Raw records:
..............................

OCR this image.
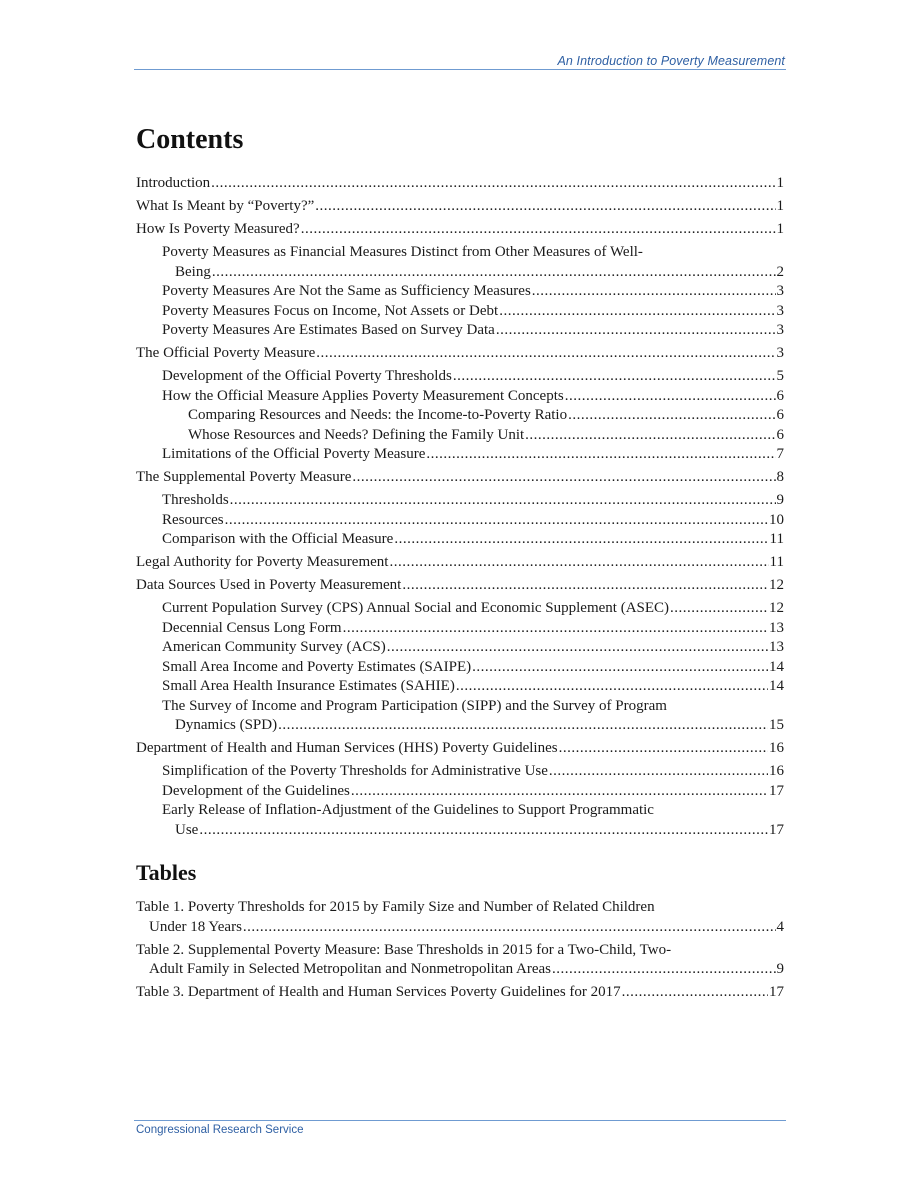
An Introduction to Poverty Measurement
Contents
Introduction .....	1
What Is Meant by “Poverty?” .....	1
How Is Poverty Measured? .....	1
Poverty Measures as Financial Measures Distinct from Other Measures of Well-
Being .....	2
Poverty Measures Are Not the Same as Sufficiency Measures .....	3
Poverty Measures Focus on Income, Not Assets or Debt .....	3
Poverty Measures Are Estimates Based on Survey Data .....	3
The Official Poverty Measure .....	3
Development of the Official Poverty Thresholds .....	5
How the Official Measure Applies Poverty Measurement Concepts .....	6
Comparing Resources and Needs: the Income-to-Poverty Ratio .....	6
Whose Resources and Needs? Defining the Family Unit .....	6
Limitations of the Official Poverty Measure .....	7
The Supplemental Poverty Measure .....	8
Thresholds .....	9
Resources .....	10
Comparison with the Official Measure .....	11
Legal Authority for Poverty Measurement .....	11
Data Sources Used in Poverty Measurement .....	12
Current Population Survey (CPS) Annual Social and Economic Supplement (ASEC) .....	12
Decennial Census Long Form .....	13
American Community Survey (ACS) .....	13
Small Area Income and Poverty Estimates (SAIPE) .....	14
Small Area Health Insurance Estimates (SAHIE) .....	14
The Survey of Income and Program Participation (SIPP) and the Survey of Program
Dynamics (SPD) .....	15
Department of Health and Human Services (HHS) Poverty Guidelines .....	16
Simplification of the Poverty Thresholds for Administrative Use .....	16
Development of the Guidelines .....	17
Early Release of Inflation-Adjustment of the Guidelines to Support Programmatic
Use .....	17
Tables
Table 1. Poverty Thresholds for 2015 by Family Size and Number of Related Children
Under 18 Years .....	4
Table 2. Supplemental Poverty Measure: Base Thresholds in 2015 for a Two-Child, Two-
Adult Family in Selected Metropolitan and Nonmetropolitan Areas .....	9
Table 3. Department of Health and Human Services Poverty Guidelines for 2017 .....	17
Congressional Research Service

..............................

Goal of the exercise: From the entries above, extract every line where the word "Resources" appears.

Output of the exercise:
Comparing Resources and Needs: the Income-to-Poverty Ratio .....	6
Whose Resources and Needs? Defining the Family Unit .....	6
Resources .....	10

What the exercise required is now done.